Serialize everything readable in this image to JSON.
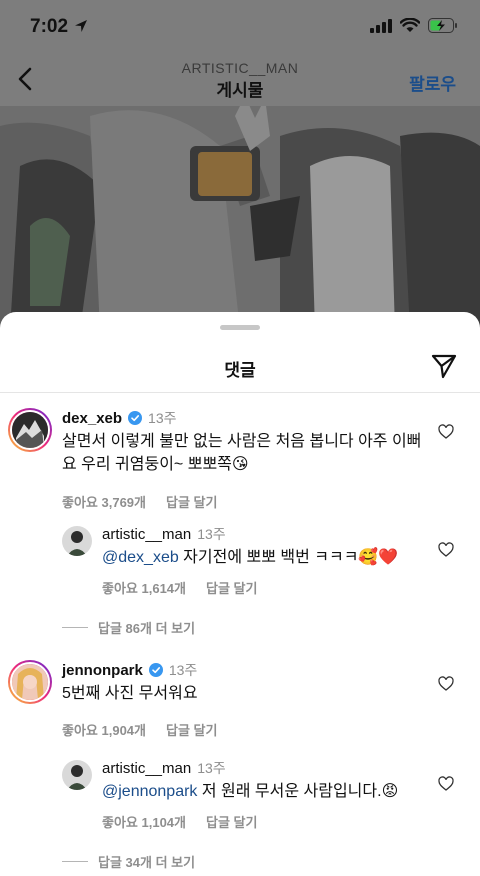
{
  "status_bar": {
    "time": "7:02"
  },
  "header": {
    "username": "ARTISTIC__MAN",
    "title": "게시물",
    "follow_label": "팔로우"
  },
  "sheet": {
    "title": "댓글"
  },
  "comments": [
    {
      "username": "dex_xeb",
      "verified": true,
      "time": "13주",
      "text_line1": "살면서 이렇게 불만 없는 사람은 처음 봅니다 아주 이뻐",
      "text_line2": "요 우리 귀염둥이~ 뽀뽀쪽😘",
      "likes": "좋아요 3,769개",
      "reply_label": "답글 달기",
      "reply": {
        "username": "artistic__man",
        "time": "13주",
        "mention": "@dex_xeb",
        "text": " 자기전에 뽀뽀 백번 ㅋㅋㅋ🥰❤️",
        "likes": "좋아요 1,614개",
        "reply_label": "답글 달기"
      },
      "more_replies": "답글 86개 더 보기"
    },
    {
      "username": "jennonpark",
      "verified": true,
      "time": "13주",
      "text_line1": "5번째 사진 무서워요",
      "likes": "좋아요 1,904개",
      "reply_label": "답글 달기",
      "reply": {
        "username": "artistic__man",
        "time": "13주",
        "mention": "@jennonpark",
        "text": " 저 원래 무서운 사람입니다.😡",
        "likes": "좋아요 1,104개",
        "reply_label": "답글 달기"
      },
      "more_replies": "답글 34개 더 보기"
    }
  ],
  "colors": {
    "link_blue": "#1b4d8a",
    "muted_gray": "#8e8e8e",
    "verified_blue": "#3897f0"
  }
}
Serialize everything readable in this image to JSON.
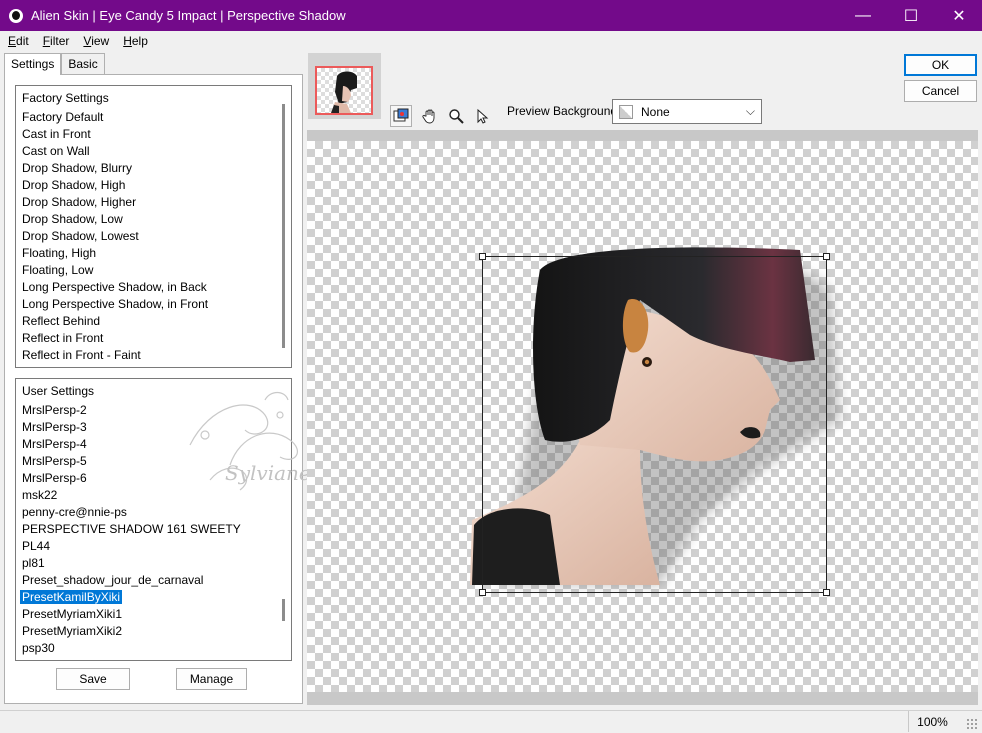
{
  "window": {
    "title": "Alien Skin | Eye Candy 5 Impact | Perspective Shadow",
    "controls": {
      "minimize": "—",
      "maximize": "☐",
      "close": "✕"
    }
  },
  "menu": [
    {
      "accel": "E",
      "rest": "dit"
    },
    {
      "accel": "F",
      "rest": "ilter"
    },
    {
      "accel": "V",
      "rest": "iew"
    },
    {
      "accel": "H",
      "rest": "elp"
    }
  ],
  "tabs": {
    "settings": "Settings",
    "basic": "Basic"
  },
  "factory": {
    "header": "Factory Settings",
    "items": [
      "Factory Default",
      "Cast in Front",
      "Cast on Wall",
      "Drop Shadow, Blurry",
      "Drop Shadow, High",
      "Drop Shadow, Higher",
      "Drop Shadow, Low",
      "Drop Shadow, Lowest",
      "Floating, High",
      "Floating, Low",
      "Long Perspective Shadow, in Back",
      "Long Perspective Shadow, in Front",
      "Reflect Behind",
      "Reflect in Front",
      "Reflect in Front - Faint"
    ]
  },
  "user": {
    "header": "User Settings",
    "items": [
      "MrslPersp-2",
      "MrslPersp-3",
      "MrslPersp-4",
      "MrslPersp-5",
      "MrslPersp-6",
      "msk22",
      "penny-cre@nnie-ps",
      "PERSPECTIVE SHADOW 161 SWEETY",
      "PL44",
      "pl81",
      "Preset_shadow_jour_de_carnaval",
      "PresetKamilByXiki",
      "PresetMyriamXiki1",
      "PresetMyriamXiki2",
      "psp30"
    ],
    "selected_index": 11
  },
  "buttons": {
    "save": "Save",
    "manage": "Manage",
    "ok": "OK",
    "cancel": "Cancel"
  },
  "tools": [
    "navigator-icon",
    "hand-icon",
    "zoom-icon",
    "pointer-icon"
  ],
  "preview_background": {
    "label": "Preview Background:",
    "value": "None"
  },
  "watermark_text": "Sylviane",
  "status": {
    "zoom": "100%"
  },
  "colors": {
    "titlebar": "#730a8a",
    "selection": "#0078d7",
    "thumb_border": "#ec5a5a"
  }
}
━━━━━━━━━━━━━━━━━━━━━━━━━━━━━━
From the listing above, pick out each line where the word "jennonpark" appears.

▶ [Result for this task]
      "username": "jennonpark",
        "mention": "@jennonpark",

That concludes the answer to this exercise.